[Listings of boxed layout items]

'''

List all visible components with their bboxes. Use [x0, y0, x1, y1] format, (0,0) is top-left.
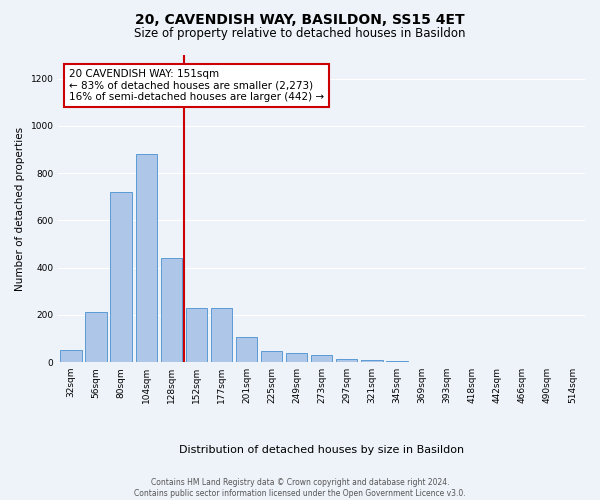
- Bar: [161, 258, 182, 362]
- Y-axis label: Number of detached properties: Number of detached properties: [15, 126, 25, 290]
- Bar: [261, 352, 282, 362]
- Bar: [60, 350, 82, 362]
- Bar: [211, 308, 232, 362]
- Text: 20 CAVENDISH WAY: 151sqm
← 83% of detached houses are smaller (2,273)
16% of sem: 20 CAVENDISH WAY: 151sqm ← 83% of detach…: [69, 69, 324, 102]
- Text: Size of property relative to detached houses in Basildon: Size of property relative to detached ho…: [134, 28, 466, 40]
- Bar: [336, 358, 358, 362]
- Bar: [236, 338, 257, 362]
- Text: Contains HM Land Registry data © Crown copyright and database right 2024.
Contai: Contains HM Land Registry data © Crown c…: [134, 478, 466, 498]
- Bar: [85, 312, 107, 362]
- Bar: [361, 360, 383, 362]
- X-axis label: Distribution of detached houses by size in Basildon: Distribution of detached houses by size …: [179, 445, 464, 455]
- Bar: [185, 308, 207, 362]
- Bar: [286, 352, 307, 362]
- Bar: [311, 355, 332, 362]
- Text: 20, CAVENDISH WAY, BASILDON, SS15 4ET: 20, CAVENDISH WAY, BASILDON, SS15 4ET: [135, 12, 465, 26]
- Bar: [110, 192, 132, 362]
- Bar: [136, 154, 157, 362]
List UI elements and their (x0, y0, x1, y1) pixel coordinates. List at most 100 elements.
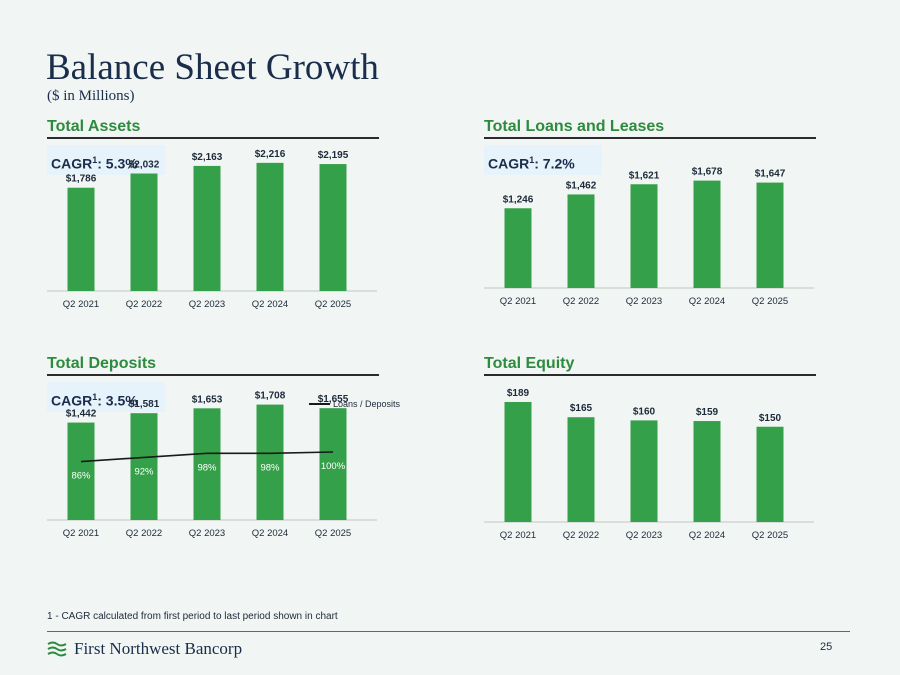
divider (484, 374, 816, 376)
data-label: $1,708 (255, 391, 286, 402)
chart-total-loans: $1,246 Q2 2021 $1,462 Q2 2022 $1,621 Q2 2023 $… (484, 167, 814, 307)
bar (756, 182, 784, 288)
bar (504, 401, 532, 522)
bar (130, 173, 158, 291)
x-tick-label: Q2 2023 (189, 299, 225, 310)
wave-stripes-icon (47, 641, 67, 657)
x-tick-label: Q2 2023 (626, 296, 662, 307)
chart-title: Total Assets (47, 118, 141, 135)
x-tick-label: Q2 2022 (563, 530, 599, 541)
data-label: $1,786 (66, 174, 97, 185)
divider (484, 137, 816, 139)
bar (630, 184, 658, 288)
data-label: $1,678 (692, 167, 723, 178)
line-data-label: 86% (71, 471, 91, 482)
bar (130, 413, 158, 520)
line-data-label: 92% (134, 466, 154, 477)
panel-total-loans: Total Loans and Leases CAGR1: 7.2% $1,24… (484, 118, 816, 328)
page-subtitle: ($ in Millions) (47, 88, 135, 104)
divider (47, 374, 379, 376)
data-label: $2,216 (255, 149, 286, 160)
bar (319, 408, 347, 520)
chart-total-assets: $1,786 Q2 2021 $2,032 Q2 2022 $2,163 Q2 2023 $… (47, 149, 377, 310)
line-data-label: 98% (260, 462, 280, 473)
bar (630, 420, 658, 522)
chart-title: Total Equity (484, 355, 575, 372)
data-label: $1,581 (129, 399, 160, 410)
line-data-label: 98% (197, 462, 217, 473)
data-label: $189 (507, 388, 530, 399)
panel-total-assets: Total Assets CAGR1: 5.3% $1,786 Q2 2021 $2… (47, 118, 379, 328)
data-label: $160 (633, 406, 656, 417)
x-tick-label: Q2 2025 (315, 528, 351, 539)
x-tick-label: Q2 2022 (563, 296, 599, 307)
cagr-badge: CAGR1: 3.5% (47, 382, 165, 412)
bar (756, 426, 784, 522)
data-label: $150 (759, 413, 782, 424)
data-label: $1,246 (503, 194, 534, 205)
data-label: $1,653 (192, 394, 223, 405)
bar (567, 417, 595, 522)
company-logo: First Northwest Bancorp (47, 639, 242, 659)
x-tick-label: Q2 2024 (689, 530, 725, 541)
x-tick-label: Q2 2023 (189, 528, 225, 539)
x-tick-label: Q2 2021 (63, 299, 99, 310)
bar (567, 194, 595, 288)
data-label: $2,163 (192, 152, 223, 163)
cagr-badge: CAGR1: 5.3% (47, 145, 165, 175)
legend-label: Loans / Deposits (333, 399, 401, 409)
x-tick-label: Q2 2024 (252, 299, 288, 310)
x-tick-label: Q2 2024 (252, 528, 288, 539)
divider (47, 137, 379, 139)
chart-total-equity: $189 Q2 2021 $165 Q2 2022 $160 Q2 2023 $159 Q2 … (484, 388, 814, 541)
x-tick-label: Q2 2025 (752, 530, 788, 541)
cagr-label: CAGR (488, 155, 530, 172)
footer-divider (47, 631, 850, 632)
bar (67, 422, 95, 520)
data-label: $1,621 (629, 170, 660, 181)
x-tick-label: Q2 2025 (315, 299, 351, 310)
bar (256, 162, 284, 291)
bar (193, 408, 221, 520)
data-label: $1,655 (318, 394, 349, 405)
bar (193, 165, 221, 291)
data-label: $165 (570, 403, 593, 414)
line-series (80, 451, 334, 463)
chart-total-deposits: $1,442 Q2 2021 $1,581 Q2 2022 $1,653 Q2 2023 $… (47, 391, 401, 539)
data-label: $1,647 (755, 169, 786, 180)
bar (319, 164, 347, 291)
footnote-marker: 1 (92, 155, 98, 165)
cagr-value: : 3.5% (97, 392, 138, 409)
line-data-label: 100% (321, 461, 346, 472)
footnote-marker: 1 (529, 155, 535, 165)
cagr-badge: CAGR1: 7.2% (484, 145, 602, 175)
data-label: $2,195 (318, 150, 349, 161)
x-tick-label: Q2 2025 (752, 296, 788, 307)
page-number: 25 (820, 641, 833, 653)
panel-total-deposits: Total Deposits CAGR1: 3.5% $1,442 Q2 2021… (47, 355, 401, 565)
data-label: $159 (696, 407, 719, 418)
bar (693, 180, 721, 288)
cagr-label: CAGR (51, 392, 93, 409)
data-label: $1,462 (566, 180, 597, 191)
x-tick-label: Q2 2022 (126, 299, 162, 310)
cagr-value: : 7.2% (534, 155, 575, 172)
x-tick-label: Q2 2024 (689, 296, 725, 307)
x-tick-label: Q2 2022 (126, 528, 162, 539)
chart-title: Total Deposits (47, 355, 157, 372)
bar (256, 404, 284, 520)
data-label: $2,032 (129, 159, 160, 170)
bar (67, 187, 95, 291)
x-tick-label: Q2 2021 (500, 296, 536, 307)
cagr-label: CAGR (51, 155, 93, 172)
data-label: $1,442 (66, 409, 97, 420)
bar (504, 208, 532, 288)
chart-title: Total Loans and Leases (484, 118, 665, 135)
x-tick-label: Q2 2023 (626, 530, 662, 541)
footnote: 1 - CAGR calculated from first period to… (47, 611, 338, 622)
cagr-value: : 5.3% (97, 155, 138, 172)
page-title: Balance Sheet Growth (46, 47, 379, 88)
x-tick-label: Q2 2021 (63, 528, 99, 539)
x-tick-label: Q2 2021 (500, 530, 536, 541)
panel-total-equity: Total Equity $189 Q2 2021 $165 Q2 2022 $160 Q… (484, 355, 816, 565)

'''

## INSTRUCTIONS FOR THE TASK
Pull out every line of the material above that contains the word "Land", and copy each one in full.

## RESPONSE
- Text: Contains HM Land Registry data © Crown copyright and database right 2024.
Contai: Contains HM Land Registry data © Crown c…: [134, 478, 466, 498]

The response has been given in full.